Dataset entries on figures
- - -

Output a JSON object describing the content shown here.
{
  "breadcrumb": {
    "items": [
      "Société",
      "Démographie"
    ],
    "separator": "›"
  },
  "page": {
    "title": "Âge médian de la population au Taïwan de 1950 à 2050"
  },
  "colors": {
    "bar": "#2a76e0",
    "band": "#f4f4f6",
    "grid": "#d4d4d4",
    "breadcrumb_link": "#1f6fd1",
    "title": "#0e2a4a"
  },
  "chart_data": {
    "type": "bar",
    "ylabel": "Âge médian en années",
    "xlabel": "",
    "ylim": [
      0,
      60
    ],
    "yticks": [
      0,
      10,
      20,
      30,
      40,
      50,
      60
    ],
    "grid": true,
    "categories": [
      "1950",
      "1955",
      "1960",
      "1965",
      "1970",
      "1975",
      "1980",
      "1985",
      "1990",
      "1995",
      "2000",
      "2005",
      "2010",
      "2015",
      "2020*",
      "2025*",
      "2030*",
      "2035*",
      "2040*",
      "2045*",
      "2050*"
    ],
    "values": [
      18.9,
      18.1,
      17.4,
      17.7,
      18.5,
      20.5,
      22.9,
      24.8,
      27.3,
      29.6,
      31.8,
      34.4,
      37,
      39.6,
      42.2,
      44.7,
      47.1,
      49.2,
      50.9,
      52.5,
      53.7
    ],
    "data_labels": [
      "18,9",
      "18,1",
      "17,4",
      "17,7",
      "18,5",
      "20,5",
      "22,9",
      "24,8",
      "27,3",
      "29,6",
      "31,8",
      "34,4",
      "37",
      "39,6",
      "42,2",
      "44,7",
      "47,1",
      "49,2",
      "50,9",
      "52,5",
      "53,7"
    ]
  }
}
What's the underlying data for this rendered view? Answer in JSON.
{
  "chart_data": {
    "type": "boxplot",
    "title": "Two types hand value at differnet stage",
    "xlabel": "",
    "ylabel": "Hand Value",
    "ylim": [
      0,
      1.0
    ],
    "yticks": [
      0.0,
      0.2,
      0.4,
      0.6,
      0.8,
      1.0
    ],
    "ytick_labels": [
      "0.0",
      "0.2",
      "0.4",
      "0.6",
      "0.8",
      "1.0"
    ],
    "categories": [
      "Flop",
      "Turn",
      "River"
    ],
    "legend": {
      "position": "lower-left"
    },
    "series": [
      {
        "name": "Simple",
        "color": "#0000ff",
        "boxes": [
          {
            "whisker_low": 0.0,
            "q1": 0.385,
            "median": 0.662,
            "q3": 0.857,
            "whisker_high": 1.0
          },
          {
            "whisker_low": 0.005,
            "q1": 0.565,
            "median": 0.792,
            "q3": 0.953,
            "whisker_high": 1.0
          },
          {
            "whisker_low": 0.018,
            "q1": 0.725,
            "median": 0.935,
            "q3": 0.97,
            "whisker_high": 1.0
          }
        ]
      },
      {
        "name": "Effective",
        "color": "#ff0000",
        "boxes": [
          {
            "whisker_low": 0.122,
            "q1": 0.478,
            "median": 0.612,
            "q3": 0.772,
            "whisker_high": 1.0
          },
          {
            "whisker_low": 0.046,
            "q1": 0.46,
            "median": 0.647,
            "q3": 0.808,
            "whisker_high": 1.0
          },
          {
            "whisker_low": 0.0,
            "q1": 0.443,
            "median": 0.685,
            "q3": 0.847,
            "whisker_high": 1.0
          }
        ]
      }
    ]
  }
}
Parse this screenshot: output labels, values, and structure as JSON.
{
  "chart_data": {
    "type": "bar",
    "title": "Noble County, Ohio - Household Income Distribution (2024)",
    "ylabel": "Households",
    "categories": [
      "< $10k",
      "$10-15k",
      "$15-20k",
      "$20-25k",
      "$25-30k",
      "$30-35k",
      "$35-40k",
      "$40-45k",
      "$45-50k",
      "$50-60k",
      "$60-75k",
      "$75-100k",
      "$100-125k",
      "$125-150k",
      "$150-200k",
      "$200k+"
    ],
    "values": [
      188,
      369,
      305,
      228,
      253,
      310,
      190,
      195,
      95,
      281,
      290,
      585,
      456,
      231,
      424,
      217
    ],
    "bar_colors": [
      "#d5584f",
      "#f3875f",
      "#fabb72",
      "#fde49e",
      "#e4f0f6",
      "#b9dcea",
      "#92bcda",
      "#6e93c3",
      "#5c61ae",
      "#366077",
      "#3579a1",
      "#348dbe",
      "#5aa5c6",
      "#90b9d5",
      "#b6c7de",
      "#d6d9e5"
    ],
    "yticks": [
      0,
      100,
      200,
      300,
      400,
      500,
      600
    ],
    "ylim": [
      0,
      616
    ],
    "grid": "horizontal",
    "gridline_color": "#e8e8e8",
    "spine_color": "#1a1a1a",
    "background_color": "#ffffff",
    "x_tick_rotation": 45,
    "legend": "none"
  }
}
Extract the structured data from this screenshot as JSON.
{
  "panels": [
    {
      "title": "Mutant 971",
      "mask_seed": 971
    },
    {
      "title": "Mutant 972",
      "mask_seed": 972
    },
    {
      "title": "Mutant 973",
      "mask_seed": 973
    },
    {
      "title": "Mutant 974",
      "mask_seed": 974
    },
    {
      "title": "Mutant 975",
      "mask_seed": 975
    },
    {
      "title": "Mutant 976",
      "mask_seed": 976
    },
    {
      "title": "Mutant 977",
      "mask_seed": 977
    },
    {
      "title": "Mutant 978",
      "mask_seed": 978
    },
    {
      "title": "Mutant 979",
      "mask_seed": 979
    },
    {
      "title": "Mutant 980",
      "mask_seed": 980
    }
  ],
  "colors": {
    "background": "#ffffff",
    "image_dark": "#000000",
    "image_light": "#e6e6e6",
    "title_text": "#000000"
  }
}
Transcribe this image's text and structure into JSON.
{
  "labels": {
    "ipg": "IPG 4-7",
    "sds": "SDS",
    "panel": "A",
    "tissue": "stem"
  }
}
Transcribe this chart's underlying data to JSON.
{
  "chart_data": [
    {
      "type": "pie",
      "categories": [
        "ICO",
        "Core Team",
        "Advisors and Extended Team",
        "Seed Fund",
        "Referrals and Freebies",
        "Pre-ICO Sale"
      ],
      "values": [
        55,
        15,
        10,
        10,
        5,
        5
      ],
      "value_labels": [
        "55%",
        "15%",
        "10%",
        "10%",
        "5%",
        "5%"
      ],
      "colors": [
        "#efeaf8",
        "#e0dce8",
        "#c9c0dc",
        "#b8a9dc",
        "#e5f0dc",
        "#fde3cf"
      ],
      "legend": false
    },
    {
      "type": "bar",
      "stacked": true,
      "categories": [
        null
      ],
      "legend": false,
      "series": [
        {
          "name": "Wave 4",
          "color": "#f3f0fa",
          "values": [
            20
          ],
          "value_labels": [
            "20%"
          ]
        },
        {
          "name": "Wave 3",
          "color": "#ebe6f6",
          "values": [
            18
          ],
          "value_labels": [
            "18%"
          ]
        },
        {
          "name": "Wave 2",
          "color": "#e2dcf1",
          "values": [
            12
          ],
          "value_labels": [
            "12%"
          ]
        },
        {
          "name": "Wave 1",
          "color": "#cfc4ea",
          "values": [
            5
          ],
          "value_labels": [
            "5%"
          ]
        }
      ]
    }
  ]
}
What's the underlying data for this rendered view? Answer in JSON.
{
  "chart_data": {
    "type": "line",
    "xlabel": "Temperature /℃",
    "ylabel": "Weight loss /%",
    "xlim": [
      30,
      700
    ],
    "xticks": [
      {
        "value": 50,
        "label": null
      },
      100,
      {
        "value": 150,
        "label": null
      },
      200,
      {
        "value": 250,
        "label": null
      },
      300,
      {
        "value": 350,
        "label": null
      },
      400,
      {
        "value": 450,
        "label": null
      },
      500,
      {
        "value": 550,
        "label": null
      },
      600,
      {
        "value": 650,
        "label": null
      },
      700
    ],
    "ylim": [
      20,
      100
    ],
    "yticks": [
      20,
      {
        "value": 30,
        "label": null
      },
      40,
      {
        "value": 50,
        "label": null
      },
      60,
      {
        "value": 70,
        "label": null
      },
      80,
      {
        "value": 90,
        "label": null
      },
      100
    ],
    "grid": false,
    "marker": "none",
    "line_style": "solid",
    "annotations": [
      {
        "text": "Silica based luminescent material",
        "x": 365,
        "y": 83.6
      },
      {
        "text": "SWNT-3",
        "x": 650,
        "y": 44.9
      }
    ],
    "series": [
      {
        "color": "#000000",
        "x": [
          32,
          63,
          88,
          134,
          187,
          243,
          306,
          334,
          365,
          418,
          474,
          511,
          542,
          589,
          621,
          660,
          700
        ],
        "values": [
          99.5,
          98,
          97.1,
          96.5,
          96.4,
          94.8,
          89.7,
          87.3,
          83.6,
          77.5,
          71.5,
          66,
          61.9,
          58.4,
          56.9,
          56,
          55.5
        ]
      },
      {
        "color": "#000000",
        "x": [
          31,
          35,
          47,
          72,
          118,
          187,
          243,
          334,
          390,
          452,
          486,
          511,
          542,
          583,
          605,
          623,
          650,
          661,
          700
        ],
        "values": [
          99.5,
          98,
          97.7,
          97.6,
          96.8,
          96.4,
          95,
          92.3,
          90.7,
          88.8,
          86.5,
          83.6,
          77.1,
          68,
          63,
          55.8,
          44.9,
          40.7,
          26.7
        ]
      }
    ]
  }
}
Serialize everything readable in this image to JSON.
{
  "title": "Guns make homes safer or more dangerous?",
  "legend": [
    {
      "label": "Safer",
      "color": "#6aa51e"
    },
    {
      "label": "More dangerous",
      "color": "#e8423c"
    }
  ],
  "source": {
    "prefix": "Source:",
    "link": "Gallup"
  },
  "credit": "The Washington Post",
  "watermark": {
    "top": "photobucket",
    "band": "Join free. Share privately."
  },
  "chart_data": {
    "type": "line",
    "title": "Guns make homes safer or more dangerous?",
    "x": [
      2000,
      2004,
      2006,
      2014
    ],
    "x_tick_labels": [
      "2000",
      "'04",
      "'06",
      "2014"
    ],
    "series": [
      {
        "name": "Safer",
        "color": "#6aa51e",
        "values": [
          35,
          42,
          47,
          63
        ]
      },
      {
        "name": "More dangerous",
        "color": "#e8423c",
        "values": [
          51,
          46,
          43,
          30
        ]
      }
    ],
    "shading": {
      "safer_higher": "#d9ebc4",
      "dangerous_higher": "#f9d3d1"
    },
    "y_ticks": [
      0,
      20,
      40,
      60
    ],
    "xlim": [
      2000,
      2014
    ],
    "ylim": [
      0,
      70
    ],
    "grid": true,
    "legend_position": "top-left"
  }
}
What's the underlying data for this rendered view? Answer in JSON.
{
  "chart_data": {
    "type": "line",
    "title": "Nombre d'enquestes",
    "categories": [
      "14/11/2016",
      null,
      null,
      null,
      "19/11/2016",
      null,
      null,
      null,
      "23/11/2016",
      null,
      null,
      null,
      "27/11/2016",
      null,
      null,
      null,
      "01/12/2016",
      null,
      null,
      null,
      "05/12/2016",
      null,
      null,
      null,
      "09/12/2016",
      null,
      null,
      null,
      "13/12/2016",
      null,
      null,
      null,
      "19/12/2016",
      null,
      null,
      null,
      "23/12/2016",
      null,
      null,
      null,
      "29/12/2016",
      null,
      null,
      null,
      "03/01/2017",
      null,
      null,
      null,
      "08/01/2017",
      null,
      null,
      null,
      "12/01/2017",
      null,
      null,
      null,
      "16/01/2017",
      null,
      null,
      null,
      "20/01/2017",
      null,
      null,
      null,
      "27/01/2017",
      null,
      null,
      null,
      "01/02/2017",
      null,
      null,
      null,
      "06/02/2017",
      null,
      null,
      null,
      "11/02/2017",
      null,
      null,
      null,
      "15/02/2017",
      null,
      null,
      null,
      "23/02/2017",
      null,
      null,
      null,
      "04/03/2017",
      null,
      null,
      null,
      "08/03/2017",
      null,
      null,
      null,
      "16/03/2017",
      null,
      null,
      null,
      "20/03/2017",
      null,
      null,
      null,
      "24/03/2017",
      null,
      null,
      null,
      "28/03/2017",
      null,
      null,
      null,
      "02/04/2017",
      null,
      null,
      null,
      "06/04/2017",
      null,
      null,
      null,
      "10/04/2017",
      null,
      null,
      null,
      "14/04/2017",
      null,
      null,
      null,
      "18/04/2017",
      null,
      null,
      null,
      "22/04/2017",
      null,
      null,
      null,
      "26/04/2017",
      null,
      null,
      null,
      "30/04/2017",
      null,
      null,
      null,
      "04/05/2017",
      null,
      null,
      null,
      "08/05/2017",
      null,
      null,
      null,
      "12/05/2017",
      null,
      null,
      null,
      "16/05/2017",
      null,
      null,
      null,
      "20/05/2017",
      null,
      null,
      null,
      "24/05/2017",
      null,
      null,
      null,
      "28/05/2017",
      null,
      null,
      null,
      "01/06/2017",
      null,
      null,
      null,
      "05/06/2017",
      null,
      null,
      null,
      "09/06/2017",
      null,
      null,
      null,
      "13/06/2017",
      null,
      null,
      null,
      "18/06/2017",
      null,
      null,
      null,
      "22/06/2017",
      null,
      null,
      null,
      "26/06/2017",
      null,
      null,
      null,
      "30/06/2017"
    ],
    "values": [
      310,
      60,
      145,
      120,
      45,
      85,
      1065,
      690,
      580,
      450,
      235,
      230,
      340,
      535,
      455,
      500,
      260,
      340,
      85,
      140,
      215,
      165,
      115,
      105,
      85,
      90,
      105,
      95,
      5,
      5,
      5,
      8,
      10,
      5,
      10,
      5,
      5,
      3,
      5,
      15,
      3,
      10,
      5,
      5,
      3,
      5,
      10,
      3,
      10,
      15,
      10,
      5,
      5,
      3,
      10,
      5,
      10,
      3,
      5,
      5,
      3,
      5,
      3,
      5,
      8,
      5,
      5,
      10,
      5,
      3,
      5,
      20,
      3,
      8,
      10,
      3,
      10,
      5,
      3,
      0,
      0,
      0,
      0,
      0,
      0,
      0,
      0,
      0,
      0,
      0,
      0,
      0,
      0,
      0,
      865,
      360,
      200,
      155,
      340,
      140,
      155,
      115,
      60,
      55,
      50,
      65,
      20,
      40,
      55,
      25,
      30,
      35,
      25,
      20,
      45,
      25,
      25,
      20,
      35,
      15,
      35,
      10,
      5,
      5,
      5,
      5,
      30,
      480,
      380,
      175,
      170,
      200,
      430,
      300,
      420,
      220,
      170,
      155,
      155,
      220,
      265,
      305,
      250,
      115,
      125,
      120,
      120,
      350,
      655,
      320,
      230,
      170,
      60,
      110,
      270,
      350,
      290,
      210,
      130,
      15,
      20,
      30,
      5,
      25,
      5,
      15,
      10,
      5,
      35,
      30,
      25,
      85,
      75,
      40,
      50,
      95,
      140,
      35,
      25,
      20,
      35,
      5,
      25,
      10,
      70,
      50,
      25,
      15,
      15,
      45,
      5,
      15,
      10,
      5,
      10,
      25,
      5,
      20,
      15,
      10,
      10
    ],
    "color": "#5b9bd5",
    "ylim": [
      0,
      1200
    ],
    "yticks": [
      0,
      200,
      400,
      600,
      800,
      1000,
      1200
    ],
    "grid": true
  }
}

- - -

WHAT IS EXPECTED:
Go through the records and pull out each line that includes the word "true".

OUTPUT BELOW:
    "grid": true,
      "stacked": true,
    "grid": true,
    "grid": true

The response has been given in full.